▶ _Your task_:
Show all lines that include the string "body"; copy each one.
** START OF Record extracts **
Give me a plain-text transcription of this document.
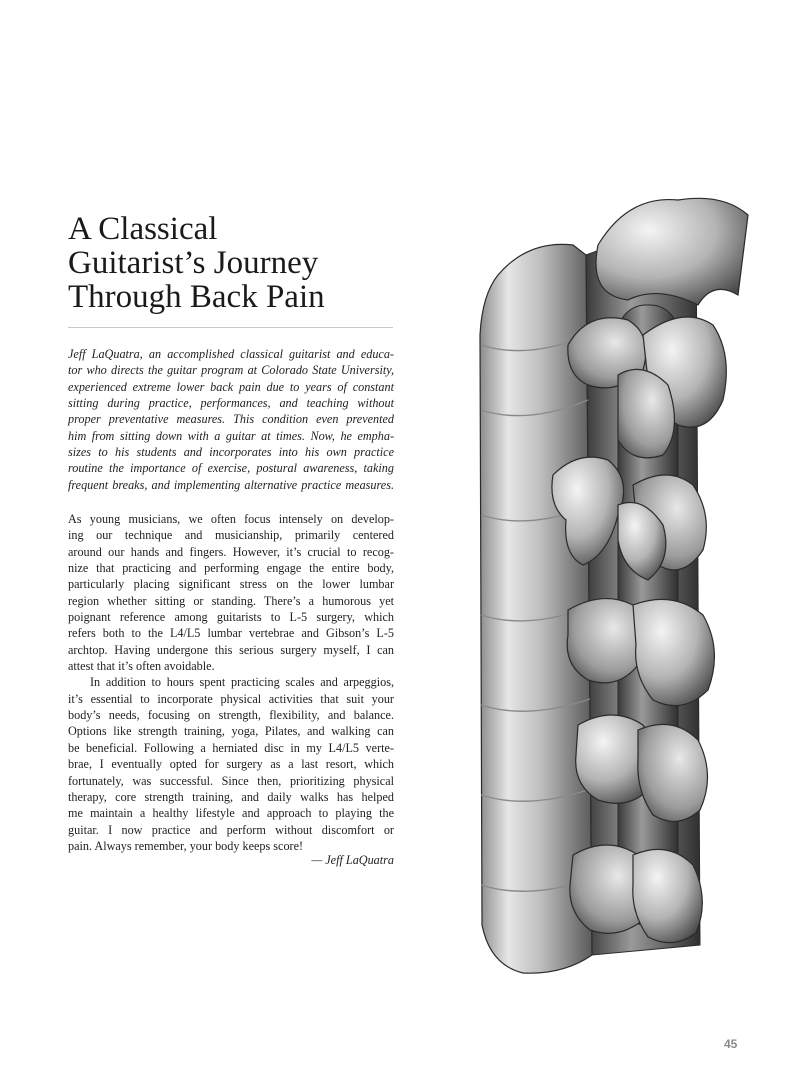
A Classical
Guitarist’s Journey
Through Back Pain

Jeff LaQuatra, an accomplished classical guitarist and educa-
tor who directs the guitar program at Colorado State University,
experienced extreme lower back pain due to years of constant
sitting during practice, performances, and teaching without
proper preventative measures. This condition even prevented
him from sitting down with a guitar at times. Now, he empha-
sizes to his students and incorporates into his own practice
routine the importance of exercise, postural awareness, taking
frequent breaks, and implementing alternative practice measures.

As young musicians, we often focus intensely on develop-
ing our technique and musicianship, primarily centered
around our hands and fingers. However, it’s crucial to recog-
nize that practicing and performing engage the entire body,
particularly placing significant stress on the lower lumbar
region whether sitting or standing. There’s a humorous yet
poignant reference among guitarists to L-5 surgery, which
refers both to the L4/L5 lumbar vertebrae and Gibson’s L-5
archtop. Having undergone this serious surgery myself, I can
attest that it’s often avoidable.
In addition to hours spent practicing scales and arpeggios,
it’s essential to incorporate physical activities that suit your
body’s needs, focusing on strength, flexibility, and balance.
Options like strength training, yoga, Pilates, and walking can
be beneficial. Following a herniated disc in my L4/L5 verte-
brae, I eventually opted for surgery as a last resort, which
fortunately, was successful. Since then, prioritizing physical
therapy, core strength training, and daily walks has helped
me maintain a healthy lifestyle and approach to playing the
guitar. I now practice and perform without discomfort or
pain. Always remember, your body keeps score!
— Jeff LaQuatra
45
** END OF Record extracts **
** START OF Record extracts **
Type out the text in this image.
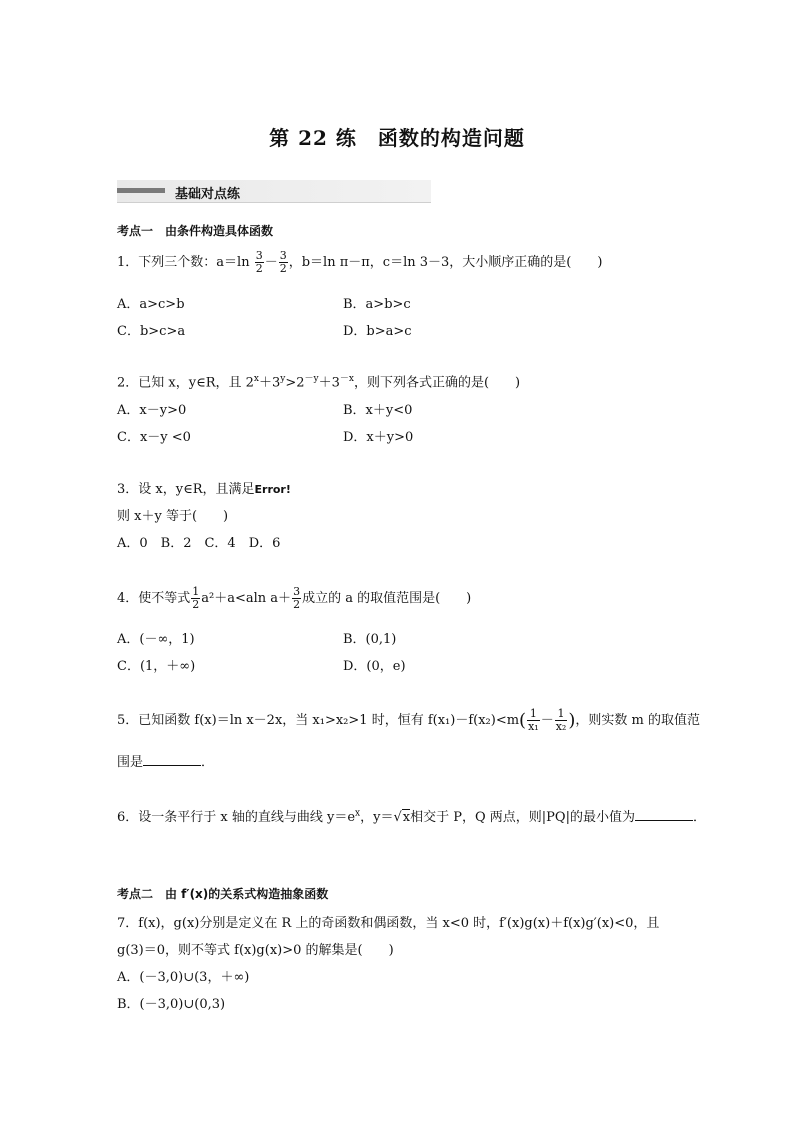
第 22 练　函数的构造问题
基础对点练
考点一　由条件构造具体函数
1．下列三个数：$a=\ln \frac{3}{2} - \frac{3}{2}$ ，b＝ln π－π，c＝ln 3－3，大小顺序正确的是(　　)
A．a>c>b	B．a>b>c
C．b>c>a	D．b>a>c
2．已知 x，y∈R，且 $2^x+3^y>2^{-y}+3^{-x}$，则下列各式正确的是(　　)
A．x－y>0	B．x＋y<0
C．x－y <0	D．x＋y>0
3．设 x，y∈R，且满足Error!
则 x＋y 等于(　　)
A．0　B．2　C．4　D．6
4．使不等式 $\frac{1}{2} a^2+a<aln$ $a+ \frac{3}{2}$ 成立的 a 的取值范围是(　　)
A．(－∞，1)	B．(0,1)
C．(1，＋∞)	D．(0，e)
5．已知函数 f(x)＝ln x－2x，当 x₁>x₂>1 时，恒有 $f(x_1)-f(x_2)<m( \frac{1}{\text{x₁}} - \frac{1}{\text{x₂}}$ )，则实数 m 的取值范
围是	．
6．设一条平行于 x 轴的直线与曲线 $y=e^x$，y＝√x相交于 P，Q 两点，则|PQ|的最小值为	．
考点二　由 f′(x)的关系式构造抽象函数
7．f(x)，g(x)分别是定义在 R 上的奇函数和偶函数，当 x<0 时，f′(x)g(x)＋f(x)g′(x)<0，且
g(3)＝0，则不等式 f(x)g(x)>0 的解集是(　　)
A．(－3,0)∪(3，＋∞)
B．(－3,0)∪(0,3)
** END OF Record extracts **
▶ _Answer below_:
nize that practicing and performing engage the entire body,
body’s needs, focusing on strength, flexibility, and balance.
pain. Always remember, your body keeps score!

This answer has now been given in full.